*What is being asked:*
Using the listing below, give the number of lines where "Sjuksköterska" appears, and nothing else.

*Supplied data:*
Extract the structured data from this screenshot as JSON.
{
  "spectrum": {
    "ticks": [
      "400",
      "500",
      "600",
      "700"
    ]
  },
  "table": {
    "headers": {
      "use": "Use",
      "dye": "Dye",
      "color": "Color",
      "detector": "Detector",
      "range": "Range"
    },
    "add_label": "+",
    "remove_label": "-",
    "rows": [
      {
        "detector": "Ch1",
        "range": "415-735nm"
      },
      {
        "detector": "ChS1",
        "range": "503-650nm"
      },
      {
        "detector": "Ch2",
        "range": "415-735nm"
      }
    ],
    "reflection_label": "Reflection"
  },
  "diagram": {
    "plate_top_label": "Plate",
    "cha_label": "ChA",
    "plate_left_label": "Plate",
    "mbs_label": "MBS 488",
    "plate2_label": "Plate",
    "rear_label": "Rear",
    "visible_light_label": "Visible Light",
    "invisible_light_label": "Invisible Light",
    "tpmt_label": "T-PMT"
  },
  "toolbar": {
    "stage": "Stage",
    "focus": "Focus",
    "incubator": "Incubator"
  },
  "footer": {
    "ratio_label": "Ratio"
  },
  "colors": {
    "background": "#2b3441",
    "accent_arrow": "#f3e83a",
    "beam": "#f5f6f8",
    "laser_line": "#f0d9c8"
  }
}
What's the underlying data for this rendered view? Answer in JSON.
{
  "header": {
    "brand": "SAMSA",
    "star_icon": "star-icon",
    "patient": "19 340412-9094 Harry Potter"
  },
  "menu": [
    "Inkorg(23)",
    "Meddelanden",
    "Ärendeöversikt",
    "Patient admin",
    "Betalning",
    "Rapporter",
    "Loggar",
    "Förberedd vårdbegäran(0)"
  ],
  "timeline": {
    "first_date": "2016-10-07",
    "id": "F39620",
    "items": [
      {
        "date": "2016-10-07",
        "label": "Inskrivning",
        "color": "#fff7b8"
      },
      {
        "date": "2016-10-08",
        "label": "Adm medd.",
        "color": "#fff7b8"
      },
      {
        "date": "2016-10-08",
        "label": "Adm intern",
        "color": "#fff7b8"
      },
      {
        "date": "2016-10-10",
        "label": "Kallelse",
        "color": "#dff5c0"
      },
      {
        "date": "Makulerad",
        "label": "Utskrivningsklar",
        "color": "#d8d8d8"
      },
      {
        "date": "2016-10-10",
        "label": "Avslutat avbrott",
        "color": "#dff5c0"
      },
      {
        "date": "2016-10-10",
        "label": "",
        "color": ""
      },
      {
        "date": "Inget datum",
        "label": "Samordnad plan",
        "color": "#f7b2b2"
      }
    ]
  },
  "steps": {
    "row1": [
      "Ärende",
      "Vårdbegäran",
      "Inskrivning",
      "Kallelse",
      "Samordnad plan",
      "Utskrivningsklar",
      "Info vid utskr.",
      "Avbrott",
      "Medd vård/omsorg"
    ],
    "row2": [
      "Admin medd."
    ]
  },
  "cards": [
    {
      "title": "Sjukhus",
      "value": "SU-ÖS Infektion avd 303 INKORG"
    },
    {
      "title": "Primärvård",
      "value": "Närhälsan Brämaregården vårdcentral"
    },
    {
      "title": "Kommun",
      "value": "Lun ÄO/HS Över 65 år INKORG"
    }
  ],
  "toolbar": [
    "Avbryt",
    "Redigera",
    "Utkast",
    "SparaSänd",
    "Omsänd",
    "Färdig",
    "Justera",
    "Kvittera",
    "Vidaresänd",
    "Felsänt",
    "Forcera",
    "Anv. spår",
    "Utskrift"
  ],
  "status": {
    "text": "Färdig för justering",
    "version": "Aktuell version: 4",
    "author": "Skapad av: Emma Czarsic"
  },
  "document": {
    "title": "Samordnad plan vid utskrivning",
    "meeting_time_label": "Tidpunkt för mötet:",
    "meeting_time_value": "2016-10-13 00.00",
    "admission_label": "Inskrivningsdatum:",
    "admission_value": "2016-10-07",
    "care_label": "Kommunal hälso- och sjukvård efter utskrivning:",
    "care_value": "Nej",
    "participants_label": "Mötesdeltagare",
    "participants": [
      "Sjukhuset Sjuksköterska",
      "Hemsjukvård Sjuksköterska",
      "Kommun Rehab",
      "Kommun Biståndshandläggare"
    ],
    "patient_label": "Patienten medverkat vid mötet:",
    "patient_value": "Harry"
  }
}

*Exercise answer:*
2